INFORMATION SHOWN:
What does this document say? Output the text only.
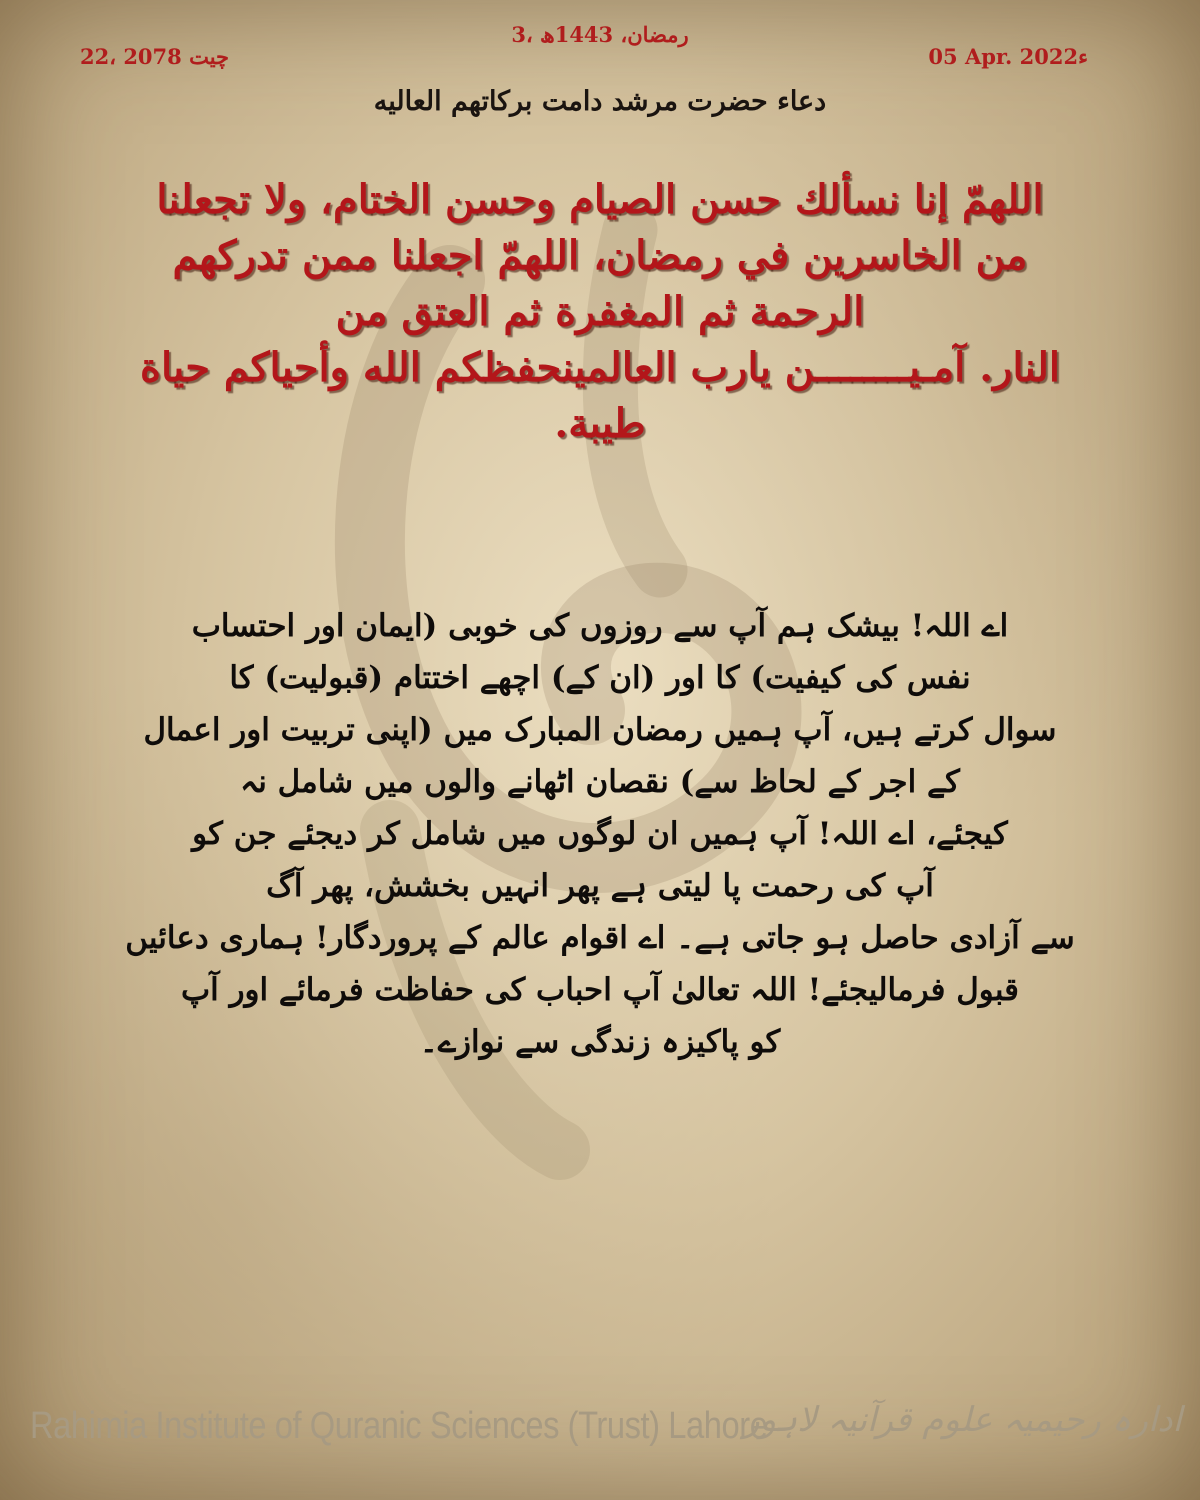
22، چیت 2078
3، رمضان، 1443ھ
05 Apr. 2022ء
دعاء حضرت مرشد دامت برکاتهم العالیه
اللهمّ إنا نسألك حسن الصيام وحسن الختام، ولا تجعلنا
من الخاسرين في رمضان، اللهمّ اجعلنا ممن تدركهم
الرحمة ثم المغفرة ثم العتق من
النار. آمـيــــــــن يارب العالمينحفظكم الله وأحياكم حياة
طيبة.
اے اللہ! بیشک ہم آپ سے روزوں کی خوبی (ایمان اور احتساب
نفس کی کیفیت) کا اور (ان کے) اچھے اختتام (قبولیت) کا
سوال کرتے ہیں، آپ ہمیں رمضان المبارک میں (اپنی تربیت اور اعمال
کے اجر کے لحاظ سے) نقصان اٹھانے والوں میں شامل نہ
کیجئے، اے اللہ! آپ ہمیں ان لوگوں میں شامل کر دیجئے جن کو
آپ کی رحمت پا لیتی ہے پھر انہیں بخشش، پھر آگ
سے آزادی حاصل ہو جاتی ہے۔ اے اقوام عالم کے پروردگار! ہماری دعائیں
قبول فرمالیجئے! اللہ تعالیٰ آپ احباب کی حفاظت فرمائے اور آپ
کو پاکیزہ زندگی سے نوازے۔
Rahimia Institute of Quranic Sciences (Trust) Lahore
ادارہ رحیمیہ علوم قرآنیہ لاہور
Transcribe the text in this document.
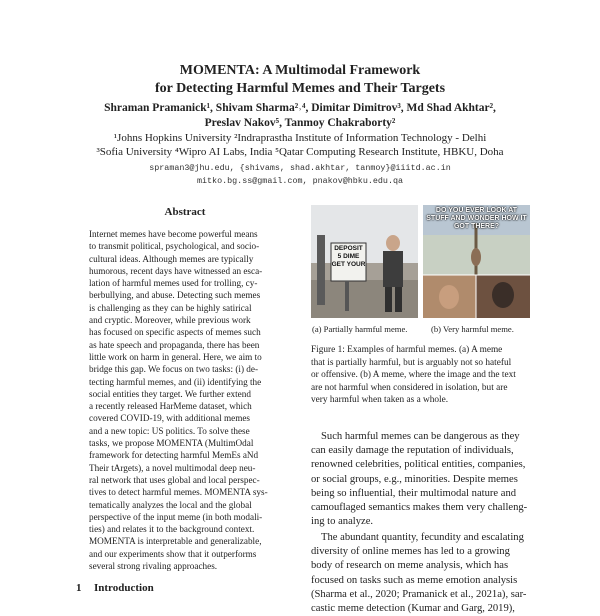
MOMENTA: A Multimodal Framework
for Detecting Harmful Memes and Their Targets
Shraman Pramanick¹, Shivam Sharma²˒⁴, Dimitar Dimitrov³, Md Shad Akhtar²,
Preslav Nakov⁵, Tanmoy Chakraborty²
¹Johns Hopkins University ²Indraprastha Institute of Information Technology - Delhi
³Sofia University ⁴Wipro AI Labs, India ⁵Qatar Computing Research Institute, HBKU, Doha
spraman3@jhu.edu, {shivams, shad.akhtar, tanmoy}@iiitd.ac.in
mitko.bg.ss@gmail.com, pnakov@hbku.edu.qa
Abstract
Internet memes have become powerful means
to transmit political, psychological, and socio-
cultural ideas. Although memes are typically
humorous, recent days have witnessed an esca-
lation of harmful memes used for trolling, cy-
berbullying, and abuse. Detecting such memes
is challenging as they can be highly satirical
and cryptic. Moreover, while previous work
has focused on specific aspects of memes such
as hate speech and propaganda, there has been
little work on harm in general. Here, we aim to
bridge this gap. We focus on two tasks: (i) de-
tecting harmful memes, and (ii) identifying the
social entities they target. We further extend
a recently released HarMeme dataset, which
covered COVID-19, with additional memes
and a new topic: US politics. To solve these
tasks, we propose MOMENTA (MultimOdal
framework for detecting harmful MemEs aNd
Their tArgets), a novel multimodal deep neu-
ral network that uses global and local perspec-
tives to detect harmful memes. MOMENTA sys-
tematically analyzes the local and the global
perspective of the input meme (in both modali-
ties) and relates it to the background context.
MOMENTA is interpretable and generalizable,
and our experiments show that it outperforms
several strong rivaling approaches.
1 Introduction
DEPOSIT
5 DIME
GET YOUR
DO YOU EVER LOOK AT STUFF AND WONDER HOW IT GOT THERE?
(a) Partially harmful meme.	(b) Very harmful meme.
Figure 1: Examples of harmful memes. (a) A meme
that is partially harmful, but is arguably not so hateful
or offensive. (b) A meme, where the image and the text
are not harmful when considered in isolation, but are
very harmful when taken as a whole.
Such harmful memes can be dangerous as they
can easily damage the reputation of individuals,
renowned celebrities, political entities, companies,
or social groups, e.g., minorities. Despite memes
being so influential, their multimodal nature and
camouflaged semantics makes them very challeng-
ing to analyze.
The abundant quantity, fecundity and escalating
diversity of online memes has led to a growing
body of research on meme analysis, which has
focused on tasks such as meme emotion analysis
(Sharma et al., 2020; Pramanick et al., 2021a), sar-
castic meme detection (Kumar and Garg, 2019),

YOUR GOAL: Copy every single line of the material above that holds "when".

TASK OUTPUT:
are not harmful when considered in isolation, but are
very harmful when taken as a whole.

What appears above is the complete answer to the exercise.